• TASK STATEMENT
Pull out all lines from the listing below in which the word "this" appears.

Begin

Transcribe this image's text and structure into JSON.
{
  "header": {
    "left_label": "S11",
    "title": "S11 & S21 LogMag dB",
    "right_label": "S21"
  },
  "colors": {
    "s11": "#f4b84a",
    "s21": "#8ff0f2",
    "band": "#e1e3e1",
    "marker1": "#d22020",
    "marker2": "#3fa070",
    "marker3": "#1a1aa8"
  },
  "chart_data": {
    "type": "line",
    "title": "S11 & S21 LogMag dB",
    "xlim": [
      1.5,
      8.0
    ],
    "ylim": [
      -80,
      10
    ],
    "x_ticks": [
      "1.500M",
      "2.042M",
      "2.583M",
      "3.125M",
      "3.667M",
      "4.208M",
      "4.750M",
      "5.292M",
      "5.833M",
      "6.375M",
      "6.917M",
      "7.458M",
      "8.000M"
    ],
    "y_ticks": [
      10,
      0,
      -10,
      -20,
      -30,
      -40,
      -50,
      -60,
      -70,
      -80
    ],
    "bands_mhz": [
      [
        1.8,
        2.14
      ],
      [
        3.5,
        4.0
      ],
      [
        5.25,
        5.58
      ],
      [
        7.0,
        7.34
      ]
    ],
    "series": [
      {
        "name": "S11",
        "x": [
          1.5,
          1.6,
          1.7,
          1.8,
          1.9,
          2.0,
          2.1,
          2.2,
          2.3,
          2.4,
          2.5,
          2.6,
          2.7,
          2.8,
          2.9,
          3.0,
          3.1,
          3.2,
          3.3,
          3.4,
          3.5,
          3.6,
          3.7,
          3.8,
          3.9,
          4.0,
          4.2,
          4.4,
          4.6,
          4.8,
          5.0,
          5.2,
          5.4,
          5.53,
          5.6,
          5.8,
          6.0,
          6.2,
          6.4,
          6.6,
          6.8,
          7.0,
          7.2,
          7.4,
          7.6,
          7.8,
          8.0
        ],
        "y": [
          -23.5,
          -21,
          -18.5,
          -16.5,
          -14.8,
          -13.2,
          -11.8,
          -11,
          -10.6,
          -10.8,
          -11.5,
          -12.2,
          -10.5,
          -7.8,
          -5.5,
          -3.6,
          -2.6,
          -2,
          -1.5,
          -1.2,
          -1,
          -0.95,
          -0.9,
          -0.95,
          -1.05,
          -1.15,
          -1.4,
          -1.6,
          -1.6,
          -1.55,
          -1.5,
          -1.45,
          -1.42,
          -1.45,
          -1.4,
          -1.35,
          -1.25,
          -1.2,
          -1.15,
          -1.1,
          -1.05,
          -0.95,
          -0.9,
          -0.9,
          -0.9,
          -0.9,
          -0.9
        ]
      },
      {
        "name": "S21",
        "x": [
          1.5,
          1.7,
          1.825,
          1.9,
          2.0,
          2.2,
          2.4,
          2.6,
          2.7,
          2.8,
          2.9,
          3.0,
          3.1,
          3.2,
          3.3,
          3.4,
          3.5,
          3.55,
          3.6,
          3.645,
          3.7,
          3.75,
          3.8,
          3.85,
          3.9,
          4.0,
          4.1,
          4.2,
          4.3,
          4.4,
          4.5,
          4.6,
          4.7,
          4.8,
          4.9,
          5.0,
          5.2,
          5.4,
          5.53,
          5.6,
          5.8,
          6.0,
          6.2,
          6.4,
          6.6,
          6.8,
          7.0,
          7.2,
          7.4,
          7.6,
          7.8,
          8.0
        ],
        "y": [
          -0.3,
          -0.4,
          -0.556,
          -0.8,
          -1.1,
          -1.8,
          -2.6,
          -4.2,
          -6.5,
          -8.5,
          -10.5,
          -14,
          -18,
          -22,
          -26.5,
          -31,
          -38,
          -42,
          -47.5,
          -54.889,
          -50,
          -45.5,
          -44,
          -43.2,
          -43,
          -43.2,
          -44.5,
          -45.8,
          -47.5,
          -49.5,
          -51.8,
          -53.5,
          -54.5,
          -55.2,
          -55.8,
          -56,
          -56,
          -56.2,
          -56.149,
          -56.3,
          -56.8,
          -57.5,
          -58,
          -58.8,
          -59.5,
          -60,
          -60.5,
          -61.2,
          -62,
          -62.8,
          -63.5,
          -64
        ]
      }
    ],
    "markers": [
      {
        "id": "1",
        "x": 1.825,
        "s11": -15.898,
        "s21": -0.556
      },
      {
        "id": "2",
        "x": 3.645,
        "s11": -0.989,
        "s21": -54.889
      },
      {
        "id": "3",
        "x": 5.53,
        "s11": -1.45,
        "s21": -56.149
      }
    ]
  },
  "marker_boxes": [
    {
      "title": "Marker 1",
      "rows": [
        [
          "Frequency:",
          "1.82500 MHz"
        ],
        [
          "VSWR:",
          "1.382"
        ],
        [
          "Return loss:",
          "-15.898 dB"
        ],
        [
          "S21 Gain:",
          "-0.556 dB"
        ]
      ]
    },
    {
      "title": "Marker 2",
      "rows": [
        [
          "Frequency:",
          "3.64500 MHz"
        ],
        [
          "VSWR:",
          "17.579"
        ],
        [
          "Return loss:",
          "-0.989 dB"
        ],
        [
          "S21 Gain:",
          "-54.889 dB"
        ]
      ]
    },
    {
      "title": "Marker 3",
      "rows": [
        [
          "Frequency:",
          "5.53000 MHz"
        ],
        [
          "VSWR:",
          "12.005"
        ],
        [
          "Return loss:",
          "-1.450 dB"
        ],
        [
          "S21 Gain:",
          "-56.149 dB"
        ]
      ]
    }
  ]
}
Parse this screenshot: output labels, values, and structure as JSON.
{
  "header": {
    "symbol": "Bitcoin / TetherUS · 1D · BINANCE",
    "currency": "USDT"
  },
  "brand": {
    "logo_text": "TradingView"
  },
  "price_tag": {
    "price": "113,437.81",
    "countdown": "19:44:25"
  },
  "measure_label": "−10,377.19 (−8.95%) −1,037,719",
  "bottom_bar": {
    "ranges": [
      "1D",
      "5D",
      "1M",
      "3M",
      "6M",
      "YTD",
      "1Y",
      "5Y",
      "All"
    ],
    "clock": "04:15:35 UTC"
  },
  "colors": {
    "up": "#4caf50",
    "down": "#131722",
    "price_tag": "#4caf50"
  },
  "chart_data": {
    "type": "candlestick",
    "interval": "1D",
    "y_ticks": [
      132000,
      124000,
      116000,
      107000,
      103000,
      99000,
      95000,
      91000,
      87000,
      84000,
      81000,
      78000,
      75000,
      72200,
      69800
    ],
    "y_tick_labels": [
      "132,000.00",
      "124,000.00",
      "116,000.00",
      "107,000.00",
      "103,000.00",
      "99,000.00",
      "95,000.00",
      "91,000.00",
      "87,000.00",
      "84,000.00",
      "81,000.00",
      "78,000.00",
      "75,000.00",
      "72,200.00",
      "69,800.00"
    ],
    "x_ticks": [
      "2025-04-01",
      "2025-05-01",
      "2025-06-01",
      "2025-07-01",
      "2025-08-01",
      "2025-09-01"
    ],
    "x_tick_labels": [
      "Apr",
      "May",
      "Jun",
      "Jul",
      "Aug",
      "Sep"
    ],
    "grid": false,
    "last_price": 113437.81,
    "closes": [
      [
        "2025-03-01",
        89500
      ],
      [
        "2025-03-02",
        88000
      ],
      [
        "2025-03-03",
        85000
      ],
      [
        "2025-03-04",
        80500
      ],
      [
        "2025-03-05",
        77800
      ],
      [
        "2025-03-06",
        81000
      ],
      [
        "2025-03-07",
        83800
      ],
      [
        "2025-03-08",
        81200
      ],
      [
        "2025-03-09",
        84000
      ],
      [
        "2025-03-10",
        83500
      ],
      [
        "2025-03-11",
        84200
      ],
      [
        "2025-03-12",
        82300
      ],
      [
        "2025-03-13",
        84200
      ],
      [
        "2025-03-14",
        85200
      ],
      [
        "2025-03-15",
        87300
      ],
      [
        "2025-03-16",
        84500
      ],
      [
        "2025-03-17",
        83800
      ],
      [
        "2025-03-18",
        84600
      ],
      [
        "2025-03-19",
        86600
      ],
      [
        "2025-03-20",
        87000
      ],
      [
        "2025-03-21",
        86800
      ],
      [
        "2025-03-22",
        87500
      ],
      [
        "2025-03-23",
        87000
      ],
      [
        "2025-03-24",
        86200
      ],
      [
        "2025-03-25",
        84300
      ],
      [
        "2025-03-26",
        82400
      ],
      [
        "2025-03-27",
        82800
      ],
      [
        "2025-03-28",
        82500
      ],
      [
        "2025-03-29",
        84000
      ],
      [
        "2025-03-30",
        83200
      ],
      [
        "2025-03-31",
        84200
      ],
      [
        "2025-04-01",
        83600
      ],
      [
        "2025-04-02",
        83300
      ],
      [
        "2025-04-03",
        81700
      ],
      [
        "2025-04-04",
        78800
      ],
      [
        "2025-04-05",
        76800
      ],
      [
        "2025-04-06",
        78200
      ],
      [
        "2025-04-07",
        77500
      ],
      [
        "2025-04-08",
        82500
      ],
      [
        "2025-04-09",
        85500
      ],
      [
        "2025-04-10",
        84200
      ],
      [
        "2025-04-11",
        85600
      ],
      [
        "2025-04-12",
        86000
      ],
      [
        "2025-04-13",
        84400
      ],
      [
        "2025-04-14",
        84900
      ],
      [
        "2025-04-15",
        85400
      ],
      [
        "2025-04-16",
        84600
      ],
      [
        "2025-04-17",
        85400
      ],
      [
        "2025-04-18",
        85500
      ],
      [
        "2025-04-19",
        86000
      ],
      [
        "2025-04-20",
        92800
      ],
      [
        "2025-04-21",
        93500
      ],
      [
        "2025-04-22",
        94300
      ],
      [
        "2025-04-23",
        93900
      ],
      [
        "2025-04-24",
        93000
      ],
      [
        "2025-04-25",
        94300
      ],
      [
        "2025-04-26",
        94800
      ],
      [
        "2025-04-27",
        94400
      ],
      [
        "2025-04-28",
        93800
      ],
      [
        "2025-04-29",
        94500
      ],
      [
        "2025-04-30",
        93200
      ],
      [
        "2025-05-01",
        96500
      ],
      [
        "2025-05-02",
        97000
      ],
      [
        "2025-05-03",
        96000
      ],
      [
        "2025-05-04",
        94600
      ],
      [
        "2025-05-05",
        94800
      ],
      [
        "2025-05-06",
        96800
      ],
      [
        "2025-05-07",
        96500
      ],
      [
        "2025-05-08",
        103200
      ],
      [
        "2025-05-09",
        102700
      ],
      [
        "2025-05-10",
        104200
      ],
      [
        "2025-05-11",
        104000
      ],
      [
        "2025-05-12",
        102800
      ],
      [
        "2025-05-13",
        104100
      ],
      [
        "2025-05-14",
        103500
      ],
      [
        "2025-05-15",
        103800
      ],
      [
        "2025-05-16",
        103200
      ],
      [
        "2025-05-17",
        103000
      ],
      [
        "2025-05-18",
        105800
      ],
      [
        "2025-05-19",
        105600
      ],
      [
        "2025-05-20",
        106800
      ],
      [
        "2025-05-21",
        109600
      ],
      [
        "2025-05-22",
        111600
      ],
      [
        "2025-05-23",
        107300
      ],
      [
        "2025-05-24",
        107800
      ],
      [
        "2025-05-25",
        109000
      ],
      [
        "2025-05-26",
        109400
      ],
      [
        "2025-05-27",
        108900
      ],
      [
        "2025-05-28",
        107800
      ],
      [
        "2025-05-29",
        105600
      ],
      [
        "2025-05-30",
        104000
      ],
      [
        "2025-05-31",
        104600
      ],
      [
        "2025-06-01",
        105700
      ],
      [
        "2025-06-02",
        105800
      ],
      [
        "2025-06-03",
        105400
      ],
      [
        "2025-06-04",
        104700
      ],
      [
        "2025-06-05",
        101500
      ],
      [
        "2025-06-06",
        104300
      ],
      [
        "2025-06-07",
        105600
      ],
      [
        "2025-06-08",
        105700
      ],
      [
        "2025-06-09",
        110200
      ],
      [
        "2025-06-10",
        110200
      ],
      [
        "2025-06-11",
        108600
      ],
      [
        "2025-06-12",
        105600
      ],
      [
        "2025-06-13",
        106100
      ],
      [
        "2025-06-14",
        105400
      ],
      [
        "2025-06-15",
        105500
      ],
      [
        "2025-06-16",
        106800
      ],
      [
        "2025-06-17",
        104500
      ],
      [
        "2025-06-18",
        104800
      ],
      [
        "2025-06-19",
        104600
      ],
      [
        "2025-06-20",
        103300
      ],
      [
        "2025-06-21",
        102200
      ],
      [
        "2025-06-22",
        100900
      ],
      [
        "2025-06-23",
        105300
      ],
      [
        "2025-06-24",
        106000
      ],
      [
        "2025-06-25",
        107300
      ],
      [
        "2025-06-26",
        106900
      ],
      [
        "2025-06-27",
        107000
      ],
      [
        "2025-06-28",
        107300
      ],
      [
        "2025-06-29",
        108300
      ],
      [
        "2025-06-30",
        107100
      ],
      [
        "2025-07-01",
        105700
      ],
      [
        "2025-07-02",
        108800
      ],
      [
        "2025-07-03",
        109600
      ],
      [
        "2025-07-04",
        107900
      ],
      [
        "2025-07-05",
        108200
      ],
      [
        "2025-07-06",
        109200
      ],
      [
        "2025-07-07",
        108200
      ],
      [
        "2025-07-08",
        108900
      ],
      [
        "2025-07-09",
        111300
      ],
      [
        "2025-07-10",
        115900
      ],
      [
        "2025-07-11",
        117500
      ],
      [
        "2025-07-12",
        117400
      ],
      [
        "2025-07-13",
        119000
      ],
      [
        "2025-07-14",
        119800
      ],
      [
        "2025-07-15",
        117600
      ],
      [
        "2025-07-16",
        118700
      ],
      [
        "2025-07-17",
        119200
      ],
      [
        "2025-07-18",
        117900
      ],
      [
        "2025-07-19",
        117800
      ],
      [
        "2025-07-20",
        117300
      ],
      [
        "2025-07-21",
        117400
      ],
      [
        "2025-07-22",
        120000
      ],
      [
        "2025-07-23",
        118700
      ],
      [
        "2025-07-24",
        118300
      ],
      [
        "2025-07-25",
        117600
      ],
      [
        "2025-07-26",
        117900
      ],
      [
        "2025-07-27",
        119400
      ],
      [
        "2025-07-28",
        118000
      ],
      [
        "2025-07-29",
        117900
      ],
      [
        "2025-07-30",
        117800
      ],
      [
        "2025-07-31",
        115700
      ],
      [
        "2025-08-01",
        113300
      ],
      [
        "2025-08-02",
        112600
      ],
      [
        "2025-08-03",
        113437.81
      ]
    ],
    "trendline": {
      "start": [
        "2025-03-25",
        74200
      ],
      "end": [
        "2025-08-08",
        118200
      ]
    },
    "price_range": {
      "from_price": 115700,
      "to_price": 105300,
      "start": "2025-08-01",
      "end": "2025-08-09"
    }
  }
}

End

• RESPONSE TO THE EXERCISE
Transcribe this image's text and structure into JSON.
Parse this screenshot: output labels, values, and structure as JSON.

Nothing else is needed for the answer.